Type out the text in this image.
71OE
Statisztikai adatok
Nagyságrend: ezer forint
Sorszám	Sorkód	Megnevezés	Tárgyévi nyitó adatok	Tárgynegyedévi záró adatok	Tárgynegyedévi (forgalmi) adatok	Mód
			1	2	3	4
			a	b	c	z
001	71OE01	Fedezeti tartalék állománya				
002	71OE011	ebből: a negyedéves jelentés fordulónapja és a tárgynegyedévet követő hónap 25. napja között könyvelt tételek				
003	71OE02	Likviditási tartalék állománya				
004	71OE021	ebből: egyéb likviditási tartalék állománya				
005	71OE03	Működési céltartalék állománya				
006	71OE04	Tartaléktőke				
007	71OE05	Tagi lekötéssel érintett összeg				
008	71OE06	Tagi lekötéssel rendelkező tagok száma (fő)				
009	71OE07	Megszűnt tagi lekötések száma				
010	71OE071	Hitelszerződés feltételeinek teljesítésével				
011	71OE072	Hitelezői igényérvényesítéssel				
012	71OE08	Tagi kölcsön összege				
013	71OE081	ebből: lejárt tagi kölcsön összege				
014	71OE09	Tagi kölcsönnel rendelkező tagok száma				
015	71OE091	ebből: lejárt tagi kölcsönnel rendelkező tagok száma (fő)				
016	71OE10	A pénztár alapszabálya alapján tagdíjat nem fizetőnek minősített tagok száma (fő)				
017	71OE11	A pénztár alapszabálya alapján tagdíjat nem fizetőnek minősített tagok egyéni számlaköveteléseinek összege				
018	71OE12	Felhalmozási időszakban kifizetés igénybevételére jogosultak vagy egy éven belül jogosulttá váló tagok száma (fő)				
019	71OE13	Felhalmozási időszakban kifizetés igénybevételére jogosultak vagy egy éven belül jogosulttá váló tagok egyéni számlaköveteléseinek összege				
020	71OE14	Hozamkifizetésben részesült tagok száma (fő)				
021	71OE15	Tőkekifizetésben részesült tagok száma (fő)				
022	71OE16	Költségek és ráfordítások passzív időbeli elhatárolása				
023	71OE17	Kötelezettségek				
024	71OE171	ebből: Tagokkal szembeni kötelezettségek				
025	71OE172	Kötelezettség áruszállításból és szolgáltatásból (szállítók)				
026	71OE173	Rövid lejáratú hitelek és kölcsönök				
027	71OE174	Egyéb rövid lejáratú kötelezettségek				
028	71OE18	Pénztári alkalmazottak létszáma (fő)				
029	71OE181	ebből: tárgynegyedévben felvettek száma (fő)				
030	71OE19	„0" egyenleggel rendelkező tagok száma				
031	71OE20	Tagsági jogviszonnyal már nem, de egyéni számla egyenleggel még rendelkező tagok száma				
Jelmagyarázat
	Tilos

* * *

> To be done
Gather up, from the records above, each line where the word "kölcsönnel" appears.

> Answer to the problem
014	71OE09	Tagi kölcsönnel rendelkező tagok száma				
015	71OE091	ebből: lejárt tagi kölcsönnel rendelkező tagok száma (fő)				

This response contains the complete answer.